Stored entries:
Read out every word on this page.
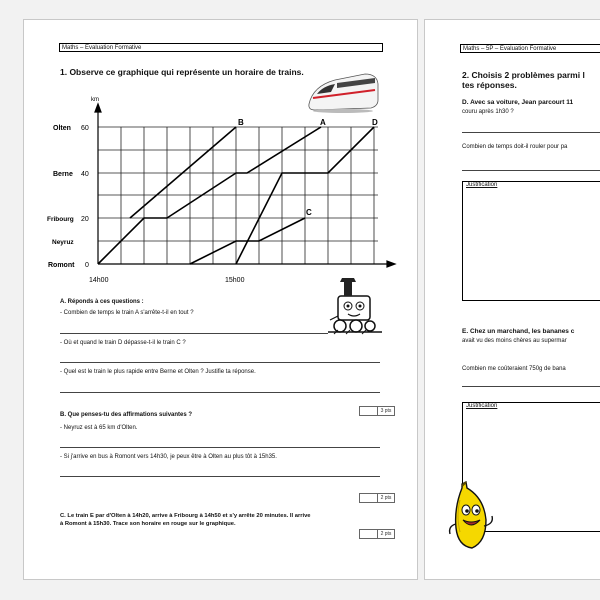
Maths – Evaluation Formative
1. Observe ce graphique qui représente un horaire de trains.
km
Olten
Berne
Fribourg
Neyruz
Romont
60
40
20
0
14h00	15h00
B	A	D
C
A. Réponds à ces questions :
- Combien de temps le train A s'arrête-t-il en tout ?
- Où et quand le train D dépasse-t-il le train C ?
- Quel est le train le plus rapide entre Berne et Olten ? Justifie ta réponse.
3 pts
B. Que penses-tu des affirmations suivantes ?
- Neyruz est à 65 km d'Olten.
- Si j'arrive en bus à Romont vers 14h30, je peux être à Olten au plus tôt à 15h35.
2 pts
C. Le train E par d'Olten à 14h20, arrive à Fribourg à 14h50 et s'y arrête 20 minutes. Il arrive
à Romont à 15h30. Trace son horaire en rouge sur le graphique.
2 pts
Maths – 5P – Evaluation Formative
2. Choisis 2 problèmes parmi l
tes réponses.
D. Avec sa voiture, Jean parcourt 11
couru après 1h30 ?
Combien de temps doit-il rouler pour pa
Justification
E. Chez un marchand, les bananes c
avait vu des moins chères au supermar
Combien me coûteraient 750g de bana
Justification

**Problem statement**
Write out every record above exactly as it stands, but leave out the pictures.

**Answer in full**
Read out every word on this page.
Maths – Evaluation Formative
1. Observe ce graphique qui représente un horaire de trains.
km
Olten
Berne
Fribourg
Neyruz
Romont
60
40
20
0
14h00	15h00
B	A	D
C
A. Réponds à ces questions :
- Combien de temps le train A s'arrête-t-il en tout ?
- Où et quand le train D dépasse-t-il le train C ?
- Quel est le train le plus rapide entre Berne et Olten ? Justifie ta réponse.
3 pts
B. Que penses-tu des affirmations suivantes ?
- Neyruz est à 65 km d'Olten.
- Si j'arrive en bus à Romont vers 14h30, je peux être à Olten au plus tôt à 15h35.
2 pts
C. Le train E par d'Olten à 14h20, arrive à Fribourg à 14h50 et s'y arrête 20 minutes. Il arrive
à Romont à 15h30. Trace son horaire en rouge sur le graphique.
2 pts
Maths – 5P – Evaluation Formative
2. Choisis 2 problèmes parmi l
tes réponses.
D. Avec sa voiture, Jean parcourt 11
couru après 1h30 ?
Combien de temps doit-il rouler pour pa
Justification
E. Chez un marchand, les bananes c
avait vu des moins chères au supermar
Combien me coûteraient 750g de bana
Justification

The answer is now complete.